[Start Information provided]

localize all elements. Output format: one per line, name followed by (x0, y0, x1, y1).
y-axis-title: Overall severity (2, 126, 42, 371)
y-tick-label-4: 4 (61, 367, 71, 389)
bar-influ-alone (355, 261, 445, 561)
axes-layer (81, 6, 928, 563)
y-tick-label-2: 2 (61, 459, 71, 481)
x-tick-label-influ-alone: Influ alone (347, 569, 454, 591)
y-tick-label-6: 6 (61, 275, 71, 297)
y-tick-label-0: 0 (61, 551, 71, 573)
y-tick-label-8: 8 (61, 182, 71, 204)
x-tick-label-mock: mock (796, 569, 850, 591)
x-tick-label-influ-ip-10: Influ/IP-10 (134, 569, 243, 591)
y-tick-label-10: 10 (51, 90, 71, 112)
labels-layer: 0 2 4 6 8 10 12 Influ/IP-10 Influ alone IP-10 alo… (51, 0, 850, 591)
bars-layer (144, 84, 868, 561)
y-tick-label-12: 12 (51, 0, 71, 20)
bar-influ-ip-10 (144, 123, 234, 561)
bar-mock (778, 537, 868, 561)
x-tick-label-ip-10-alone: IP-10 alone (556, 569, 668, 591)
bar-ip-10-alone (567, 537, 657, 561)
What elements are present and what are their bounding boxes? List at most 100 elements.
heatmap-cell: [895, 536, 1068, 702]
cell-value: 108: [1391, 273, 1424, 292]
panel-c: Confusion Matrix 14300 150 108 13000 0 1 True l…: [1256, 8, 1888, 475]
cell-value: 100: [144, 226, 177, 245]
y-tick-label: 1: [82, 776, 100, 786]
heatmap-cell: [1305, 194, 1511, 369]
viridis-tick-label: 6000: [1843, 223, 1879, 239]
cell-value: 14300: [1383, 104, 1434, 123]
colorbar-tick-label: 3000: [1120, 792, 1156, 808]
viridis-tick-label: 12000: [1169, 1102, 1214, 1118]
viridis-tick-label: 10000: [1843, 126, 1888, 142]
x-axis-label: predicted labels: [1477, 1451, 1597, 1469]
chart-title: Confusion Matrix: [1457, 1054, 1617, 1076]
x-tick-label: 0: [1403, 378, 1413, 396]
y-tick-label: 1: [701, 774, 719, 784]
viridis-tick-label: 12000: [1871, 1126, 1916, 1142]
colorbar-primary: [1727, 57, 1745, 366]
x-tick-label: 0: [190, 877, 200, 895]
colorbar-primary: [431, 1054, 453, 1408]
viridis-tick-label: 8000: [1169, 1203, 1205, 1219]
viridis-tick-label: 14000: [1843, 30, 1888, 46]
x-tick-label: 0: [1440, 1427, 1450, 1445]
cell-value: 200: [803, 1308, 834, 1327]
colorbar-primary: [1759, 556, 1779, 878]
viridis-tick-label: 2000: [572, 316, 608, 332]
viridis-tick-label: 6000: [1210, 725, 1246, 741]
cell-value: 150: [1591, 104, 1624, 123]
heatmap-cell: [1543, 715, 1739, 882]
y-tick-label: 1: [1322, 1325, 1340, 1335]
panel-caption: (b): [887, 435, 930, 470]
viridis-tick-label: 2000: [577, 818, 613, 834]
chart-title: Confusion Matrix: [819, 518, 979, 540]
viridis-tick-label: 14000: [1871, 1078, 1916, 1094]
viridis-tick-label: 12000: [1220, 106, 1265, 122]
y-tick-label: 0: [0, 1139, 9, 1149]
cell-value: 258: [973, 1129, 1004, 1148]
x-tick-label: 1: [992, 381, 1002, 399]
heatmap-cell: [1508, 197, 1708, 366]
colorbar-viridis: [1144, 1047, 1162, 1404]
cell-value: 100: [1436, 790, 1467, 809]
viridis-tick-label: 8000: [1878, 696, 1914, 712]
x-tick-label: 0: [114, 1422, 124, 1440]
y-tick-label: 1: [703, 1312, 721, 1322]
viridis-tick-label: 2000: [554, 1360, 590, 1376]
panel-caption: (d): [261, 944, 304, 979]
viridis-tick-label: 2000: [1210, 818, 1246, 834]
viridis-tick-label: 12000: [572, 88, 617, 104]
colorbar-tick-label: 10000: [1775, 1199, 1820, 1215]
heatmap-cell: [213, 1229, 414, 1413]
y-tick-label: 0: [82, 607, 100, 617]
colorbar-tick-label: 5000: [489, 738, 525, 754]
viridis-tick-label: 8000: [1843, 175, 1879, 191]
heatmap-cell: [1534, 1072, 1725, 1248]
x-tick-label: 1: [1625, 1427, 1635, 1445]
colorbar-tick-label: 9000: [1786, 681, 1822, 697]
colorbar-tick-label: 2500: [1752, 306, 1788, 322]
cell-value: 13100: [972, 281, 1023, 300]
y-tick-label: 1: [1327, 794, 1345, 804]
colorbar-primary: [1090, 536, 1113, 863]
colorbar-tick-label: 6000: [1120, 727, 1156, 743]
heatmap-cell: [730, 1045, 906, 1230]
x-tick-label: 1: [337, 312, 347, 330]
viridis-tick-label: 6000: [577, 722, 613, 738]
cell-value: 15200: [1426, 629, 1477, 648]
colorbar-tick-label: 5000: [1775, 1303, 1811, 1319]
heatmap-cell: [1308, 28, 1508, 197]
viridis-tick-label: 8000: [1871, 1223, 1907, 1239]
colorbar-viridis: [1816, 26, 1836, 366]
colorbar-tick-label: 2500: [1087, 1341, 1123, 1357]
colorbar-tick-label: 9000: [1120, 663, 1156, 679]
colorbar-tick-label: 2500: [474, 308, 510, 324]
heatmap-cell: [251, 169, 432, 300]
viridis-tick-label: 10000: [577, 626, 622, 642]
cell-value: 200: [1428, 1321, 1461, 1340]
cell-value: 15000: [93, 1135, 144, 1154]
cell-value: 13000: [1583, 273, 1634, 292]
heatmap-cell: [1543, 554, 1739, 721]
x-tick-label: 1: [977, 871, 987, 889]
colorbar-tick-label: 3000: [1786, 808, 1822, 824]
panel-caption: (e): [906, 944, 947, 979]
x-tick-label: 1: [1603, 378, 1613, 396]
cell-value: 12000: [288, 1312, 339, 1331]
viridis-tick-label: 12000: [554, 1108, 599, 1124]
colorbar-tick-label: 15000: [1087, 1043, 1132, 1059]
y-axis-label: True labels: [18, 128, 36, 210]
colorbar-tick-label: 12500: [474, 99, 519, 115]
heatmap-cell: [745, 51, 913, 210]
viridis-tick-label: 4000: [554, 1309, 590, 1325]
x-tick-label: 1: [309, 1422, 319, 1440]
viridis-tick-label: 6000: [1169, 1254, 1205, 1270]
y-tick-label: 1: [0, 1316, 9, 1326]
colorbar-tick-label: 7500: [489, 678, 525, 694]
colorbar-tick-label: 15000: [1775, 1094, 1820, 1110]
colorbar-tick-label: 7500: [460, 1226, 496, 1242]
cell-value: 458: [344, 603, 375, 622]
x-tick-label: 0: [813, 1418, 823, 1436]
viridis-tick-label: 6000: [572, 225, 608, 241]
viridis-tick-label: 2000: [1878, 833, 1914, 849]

[End Information provided]

Write out every line of the records above as a numbered list, omitting any blank lines.

1. localize all elements. Output format: one per line, name followed by (x0, y0, x1, y1).
2. y-axis-title: Overall severity (2, 126, 42, 371)
3. y-tick-label-4: 4 (61, 367, 71, 389)
4. bar-influ-alone (355, 261, 445, 561)
5. axes-layer (81, 6, 928, 563)
6. y-tick-label-2: 2 (61, 459, 71, 481)
7. x-tick-label-influ-alone: Influ alone (347, 569, 454, 591)
8. y-tick-label-6: 6 (61, 275, 71, 297)
9. y-tick-label-0: 0 (61, 551, 71, 573)
10. y-tick-label-8: 8 (61, 182, 71, 204)
11. x-tick-label-mock: mock (796, 569, 850, 591)
12. x-tick-label-influ-ip-10: Influ/IP-10 (134, 569, 243, 591)
13. y-tick-label-10: 10 (51, 90, 71, 112)
14. labels-layer: 0 2 4 6 8 10 12 Influ/IP-10 Influ alone IP-10 alo… (51, 0, 850, 591)
15. bars-layer (144, 84, 868, 561)
16. y-tick-label-12: 12 (51, 0, 71, 20)
17. bar-influ-ip-10 (144, 123, 234, 561)
18. bar-mock (778, 537, 868, 561)
19. x-tick-label-ip-10-alone: IP-10 alone (556, 569, 668, 591)
20. bar-ip-10-alone (567, 537, 657, 561)
21. What elements are present and what are their bounding boxes? List at most 100 elements.
22. heatmap-cell: [895, 536, 1068, 702]
23. cell-value: 108: [1391, 273, 1424, 292]
24. panel-c: Confusion Matrix 14300 150 108 13000 0 1 True l…: [1256, 8, 1888, 475]
25. cell-value: 100: [144, 226, 177, 245]
26. y-tick-label: 1: [82, 776, 100, 786]
27. heatmap-cell: [1305, 194, 1511, 369]
28. viridis-tick-label: 6000: [1843, 223, 1879, 239]
29. cell-value: 14300: [1383, 104, 1434, 123]
30. colorbar-tick-label: 3000: [1120, 792, 1156, 808]
31. viridis-tick-label: 12000: [1169, 1102, 1214, 1118]
32. viridis-tick-label: 10000: [1843, 126, 1888, 142]
33. x-axis-label: predicted labels: [1477, 1451, 1597, 1469]
34. chart-title: Confusion Matrix: [1457, 1054, 1617, 1076]
35. x-tick-label: 0: [1403, 378, 1413, 396]
36. y-tick-label: 1: [701, 774, 719, 784]
37. viridis-tick-label: 12000: [1871, 1126, 1916, 1142]
38. colorbar-primary: [1727, 57, 1745, 366]
39. x-tick-label: 0: [190, 877, 200, 895]
40. colorbar-primary: [431, 1054, 453, 1408]
41. viridis-tick-label: 8000: [1169, 1203, 1205, 1219]
42. viridis-tick-label: 14000: [1843, 30, 1888, 46]
43. x-tick-label: 0: [1440, 1427, 1450, 1445]
44. cell-value: 200: [803, 1308, 834, 1327]
45. colorbar-primary: [1759, 556, 1779, 878]
46. viridis-tick-label: 2000: [572, 316, 608, 332]
47. viridis-tick-label: 6000: [1210, 725, 1246, 741]
48. cell-value: 150: [1591, 104, 1624, 123]
49. heatmap-cell: [1543, 715, 1739, 882]
50. y-tick-label: 1: [1322, 1325, 1340, 1335]
51. panel-caption: (b): [887, 435, 930, 470]
52. viridis-tick-label: 2000: [577, 818, 613, 834]
53. chart-title: Confusion Matrix: [819, 518, 979, 540]
54. viridis-tick-label: 14000: [1871, 1078, 1916, 1094]
55. viridis-tick-label: 12000: [1220, 106, 1265, 122]
56. y-tick-label: 0: [0, 1139, 9, 1149]
57. cell-value: 258: [973, 1129, 1004, 1148]
58. x-tick-label: 1: [992, 381, 1002, 399]
59. heatmap-cell: [1508, 197, 1708, 366]
60. colorbar-viridis: [1144, 1047, 1162, 1404]
61. cell-value: 100: [1436, 790, 1467, 809]
62. viridis-tick-label: 8000: [1878, 696, 1914, 712]
63. x-tick-label: 0: [114, 1422, 124, 1440]
64. y-tick-label: 1: [703, 1312, 721, 1322]
65. viridis-tick-label: 2000: [554, 1360, 590, 1376]
66. panel-caption: (d): [261, 944, 304, 979]
67. viridis-tick-label: 2000: [1210, 818, 1246, 834]
68. viridis-tick-label: 12000: [572, 88, 617, 104]
69. colorbar-tick-label: 10000: [1775, 1199, 1820, 1215]
70. heatmap-cell: [213, 1229, 414, 1413]
71. y-tick-label: 0: [82, 607, 100, 617]
72. colorbar-tick-label: 5000: [489, 738, 525, 754]
73. viridis-tick-label: 8000: [1843, 175, 1879, 191]
74. heatmap-cell: [1534, 1072, 1725, 1248]
75. x-tick-label: 1: [1625, 1427, 1635, 1445]
76. colorbar-tick-label: 9000: [1786, 681, 1822, 697]
77. colorbar-tick-label: 2500: [1752, 306, 1788, 322]
78. cell-value: 13100: [972, 281, 1023, 300]
79. y-tick-label: 1: [1327, 794, 1345, 804]
80. colorbar-primary: [1090, 536, 1113, 863]
81. colorbar-tick-label: 6000: [1120, 727, 1156, 743]
82. heatmap-cell: [730, 1045, 906, 1230]
83. x-tick-label: 1: [337, 312, 347, 330]
84. viridis-tick-label: 6000: [577, 722, 613, 738]
85. cell-value: 15200: [1426, 629, 1477, 648]
86. colorbar-tick-label: 5000: [1775, 1303, 1811, 1319]
87. heatmap-cell: [1308, 28, 1508, 197]
88. viridis-tick-label: 8000: [1871, 1223, 1907, 1239]
89. colorbar-viridis: [1816, 26, 1836, 366]
90. colorbar-tick-label: 2500: [1087, 1341, 1123, 1357]
91. colorbar-tick-label: 9000: [1120, 663, 1156, 679]
92. colorbar-tick-label: 2500: [474, 308, 510, 324]
93. heatmap-cell: [251, 169, 432, 300]
94. viridis-tick-label: 10000: [577, 626, 622, 642]
95. cell-value: 200: [1428, 1321, 1461, 1340]
96. cell-value: 15000: [93, 1135, 144, 1154]
97. cell-value: 13000: [1583, 273, 1634, 292]
98. heatmap-cell: [1543, 554, 1739, 721]
99. x-tick-label: 1: [977, 871, 987, 889]
100. colorbar-tick-label: 3000: [1786, 808, 1822, 824]
101. panel-caption: (e): [906, 944, 947, 979]
102. x-tick-label: 1: [1603, 378, 1613, 396]
103. cell-value: 12000: [288, 1312, 339, 1331]
104. viridis-tick-label: 12000: [554, 1108, 599, 1124]
105. colorbar-tick-label: 15000: [1087, 1043, 1132, 1059]
106. y-axis-label: True labels: [18, 128, 36, 210]
107. colorbar-tick-label: 12500: [474, 99, 519, 115]
108. heatmap-cell: [745, 51, 913, 210]
109. viridis-tick-label: 4000: [554, 1309, 590, 1325]
110. x-tick-label: 1: [309, 1422, 319, 1440]
111. viridis-tick-label: 6000: [1169, 1254, 1205, 1270]
112. y-tick-label: 1: [0, 1316, 9, 1326]
113. colorbar-tick-label: 7500: [489, 678, 525, 694]
114. colorbar-tick-label: 15000: [1775, 1094, 1820, 1110]
115. colorbar-tick-label: 7500: [460, 1226, 496, 1242]
116. cell-value: 458: [344, 603, 375, 622]
117. x-tick-label: 0: [813, 1418, 823, 1436]
118. viridis-tick-label: 6000: [572, 225, 608, 241]
119. viridis-tick-label: 2000: [1878, 833, 1914, 849]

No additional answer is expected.